Requirement: Can you write out all the lines word for word, with no pictures?

Material for this exercise:

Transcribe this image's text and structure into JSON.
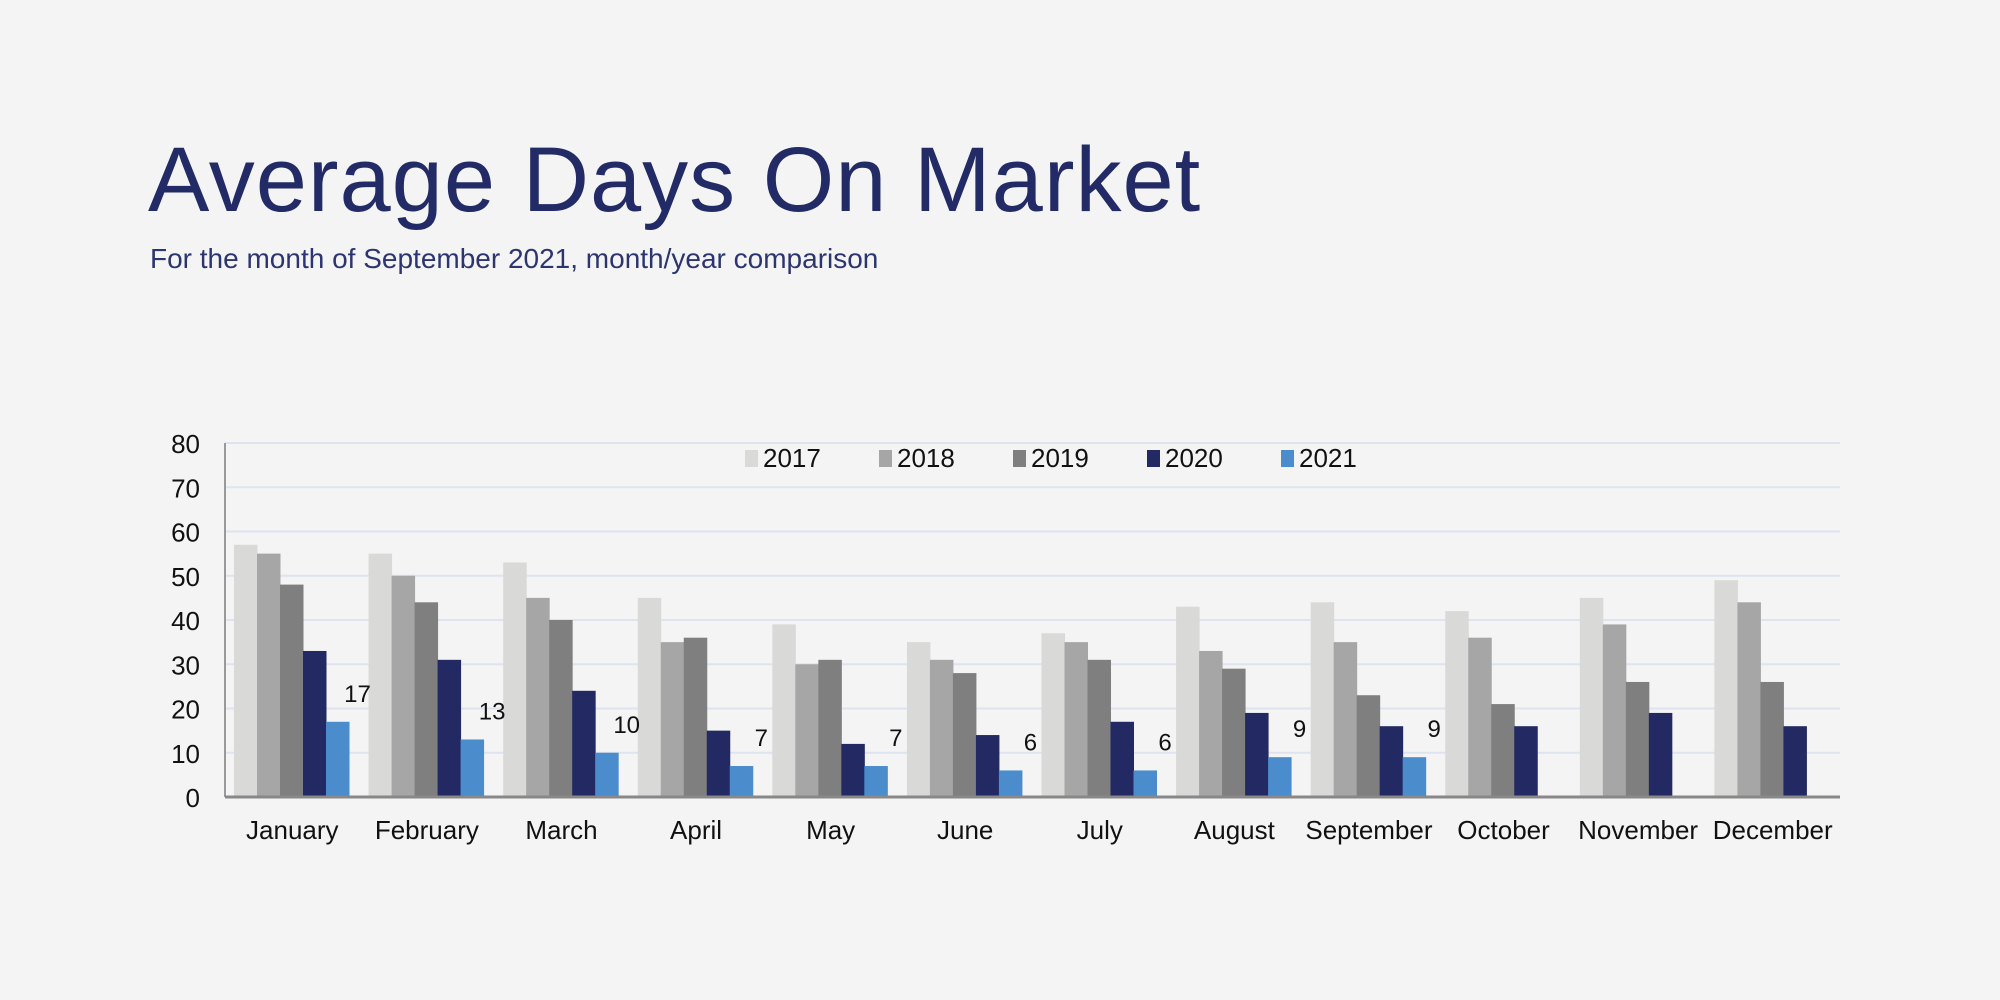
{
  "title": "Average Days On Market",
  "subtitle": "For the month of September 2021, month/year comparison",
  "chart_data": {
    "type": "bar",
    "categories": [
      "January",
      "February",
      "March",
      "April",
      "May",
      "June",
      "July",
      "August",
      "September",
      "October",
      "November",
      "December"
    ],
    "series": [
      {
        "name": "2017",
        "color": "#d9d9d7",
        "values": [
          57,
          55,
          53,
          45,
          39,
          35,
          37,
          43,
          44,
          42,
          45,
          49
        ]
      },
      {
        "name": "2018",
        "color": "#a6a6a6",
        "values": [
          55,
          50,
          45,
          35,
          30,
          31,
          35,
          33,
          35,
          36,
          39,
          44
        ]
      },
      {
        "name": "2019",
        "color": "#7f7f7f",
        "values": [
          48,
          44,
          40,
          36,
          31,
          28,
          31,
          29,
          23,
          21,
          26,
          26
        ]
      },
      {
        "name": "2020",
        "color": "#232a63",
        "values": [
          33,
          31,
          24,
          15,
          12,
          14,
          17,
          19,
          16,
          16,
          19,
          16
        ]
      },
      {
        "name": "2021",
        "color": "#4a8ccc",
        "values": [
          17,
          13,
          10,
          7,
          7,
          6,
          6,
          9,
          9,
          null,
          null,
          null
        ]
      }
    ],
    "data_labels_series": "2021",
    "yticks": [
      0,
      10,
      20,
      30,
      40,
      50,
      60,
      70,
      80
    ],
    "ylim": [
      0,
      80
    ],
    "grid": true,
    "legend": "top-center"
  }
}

Worked answer:
Transcribe this image's text and structure into JSON.
{
  "title": "Average Days On Market",
  "subtitle": "For the month of September 2021, month/year comparison",
  "chart_data": {
    "type": "bar",
    "categories": [
      "January",
      "February",
      "March",
      "April",
      "May",
      "June",
      "July",
      "August",
      "September",
      "October",
      "November",
      "December"
    ],
    "series": [
      {
        "name": "2017",
        "color": "#d9d9d7",
        "values": [
          57,
          55,
          53,
          45,
          39,
          35,
          37,
          43,
          44,
          42,
          45,
          49
        ]
      },
      {
        "name": "2018",
        "color": "#a6a6a6",
        "values": [
          55,
          50,
          45,
          35,
          30,
          31,
          35,
          33,
          35,
          36,
          39,
          44
        ]
      },
      {
        "name": "2019",
        "color": "#7f7f7f",
        "values": [
          48,
          44,
          40,
          36,
          31,
          28,
          31,
          29,
          23,
          21,
          26,
          26
        ]
      },
      {
        "name": "2020",
        "color": "#232a63",
        "values": [
          33,
          31,
          24,
          15,
          12,
          14,
          17,
          19,
          16,
          16,
          19,
          16
        ]
      },
      {
        "name": "2021",
        "color": "#4a8ccc",
        "values": [
          17,
          13,
          10,
          7,
          7,
          6,
          6,
          9,
          9,
          null,
          null,
          null
        ]
      }
    ],
    "data_labels_series": "2021",
    "yticks": [
      0,
      10,
      20,
      30,
      40,
      50,
      60,
      70,
      80
    ],
    "ylim": [
      0,
      80
    ],
    "grid": true,
    "legend": "top-center"
  }
}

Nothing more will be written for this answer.